Exercise brief:
Tally the lines that contain "this" and report the total alone.

Input rows:
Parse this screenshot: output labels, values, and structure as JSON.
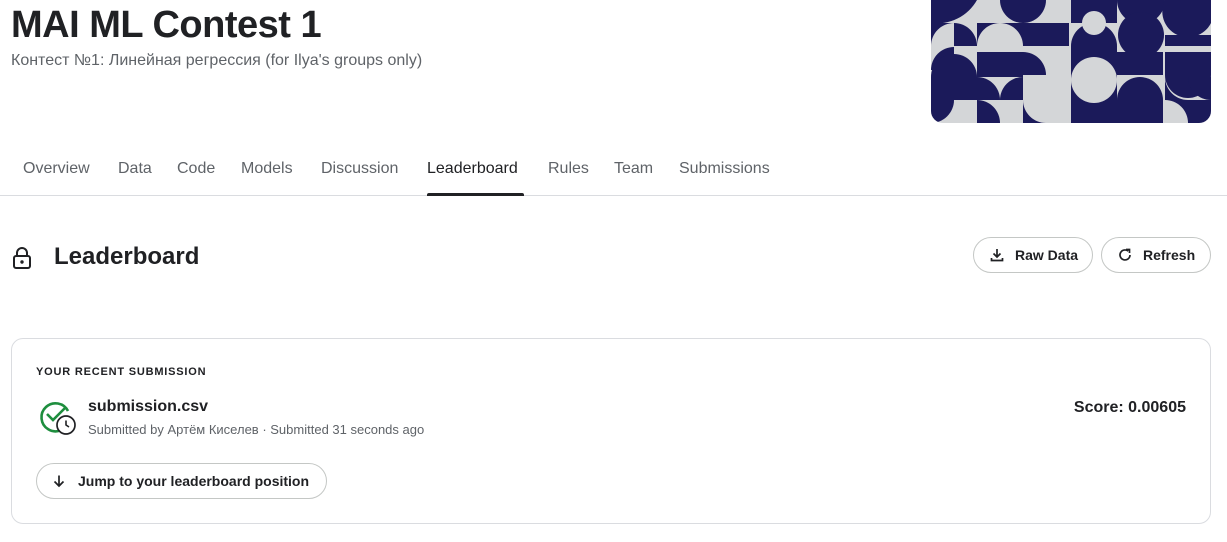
{
  "competition": {
    "title": "MAI ML Contest 1",
    "subtitle": "Контест №1: Линейная регрессия (for Ilya's groups only)"
  },
  "tabs": [
    {
      "label": "Overview"
    },
    {
      "label": "Data"
    },
    {
      "label": "Code"
    },
    {
      "label": "Models"
    },
    {
      "label": "Discussion"
    },
    {
      "label": "Leaderboard",
      "active": true
    },
    {
      "label": "Rules"
    },
    {
      "label": "Team"
    },
    {
      "label": "Submissions"
    }
  ],
  "leaderboard": {
    "title": "Leaderboard",
    "lock_icon": "lock-icon",
    "raw_data_label": "Raw Data",
    "raw_data_icon": "download-icon",
    "refresh_label": "Refresh",
    "refresh_icon": "refresh-icon"
  },
  "recent_submission": {
    "section_label": "YOUR RECENT SUBMISSION",
    "file_name": "submission.csv",
    "submitted_by_prefix": "Submitted by",
    "author": "Артём Киселев",
    "separator": " · ",
    "submitted_time": "Submitted 31 seconds ago",
    "score_label": "Score:",
    "score_value": "0.00605",
    "status_icon": "check-circle-clock-icon",
    "jump_label": "Jump to your leaderboard position",
    "jump_icon": "arrow-down-icon"
  },
  "colors": {
    "banner_navy": "#1b1a5a",
    "banner_gray": "#d4d6d8",
    "success_green": "#1e8e3e",
    "text_primary": "#202124",
    "text_secondary": "#5f6368"
  }
}
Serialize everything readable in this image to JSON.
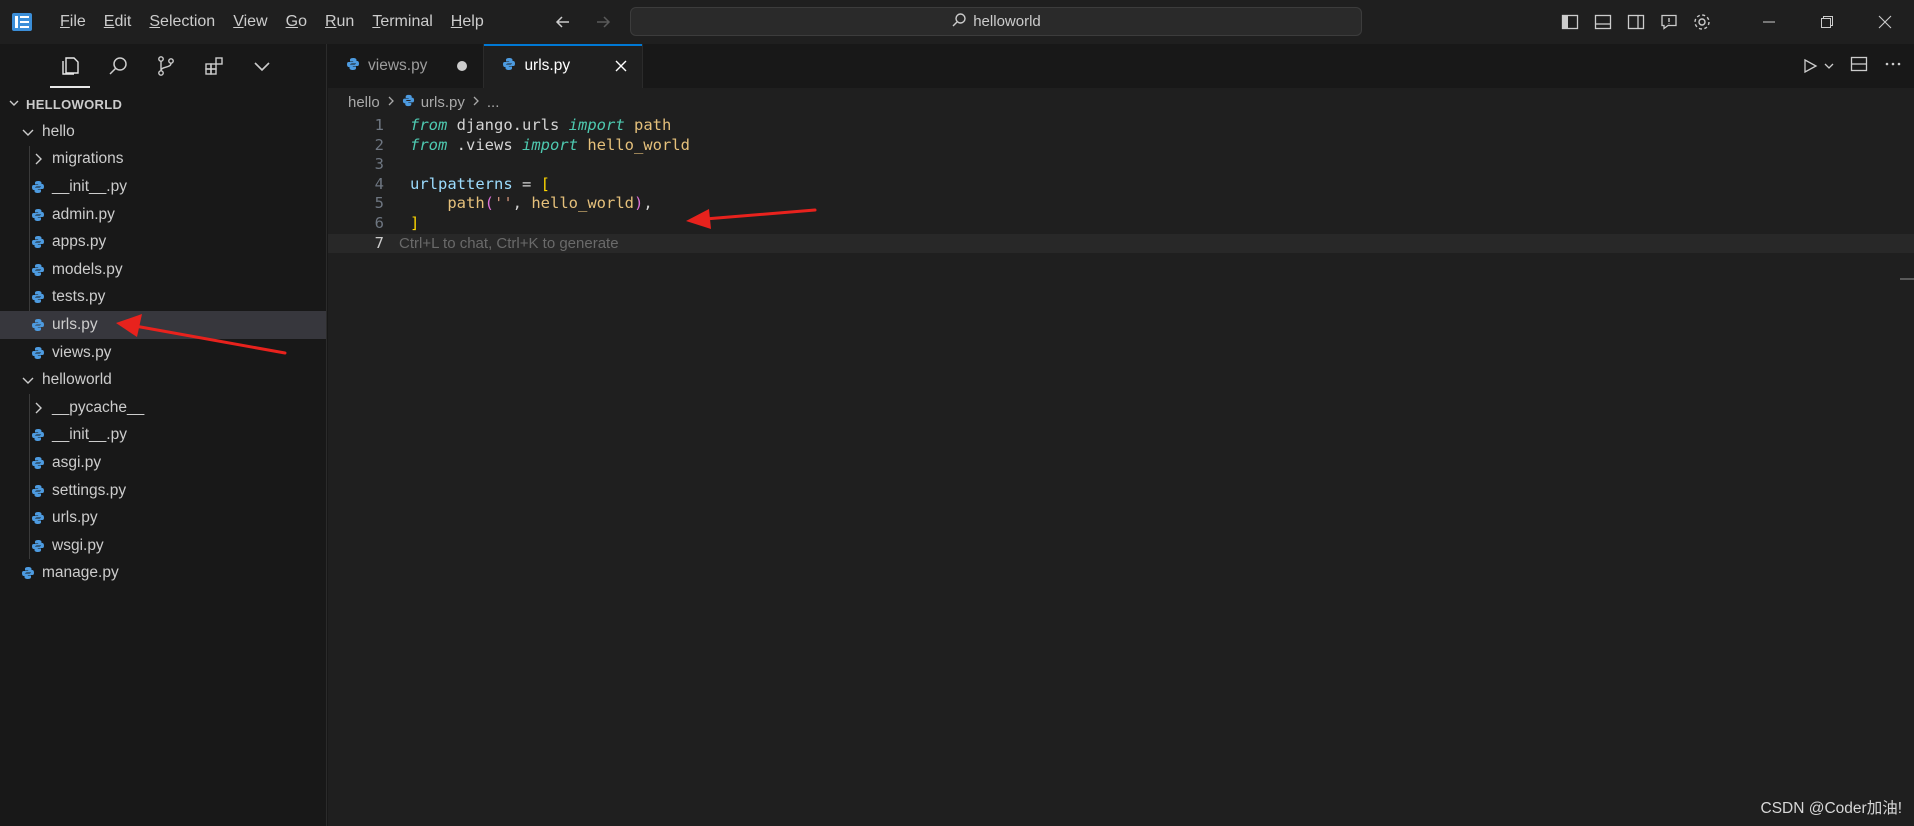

Result of the exercise:
2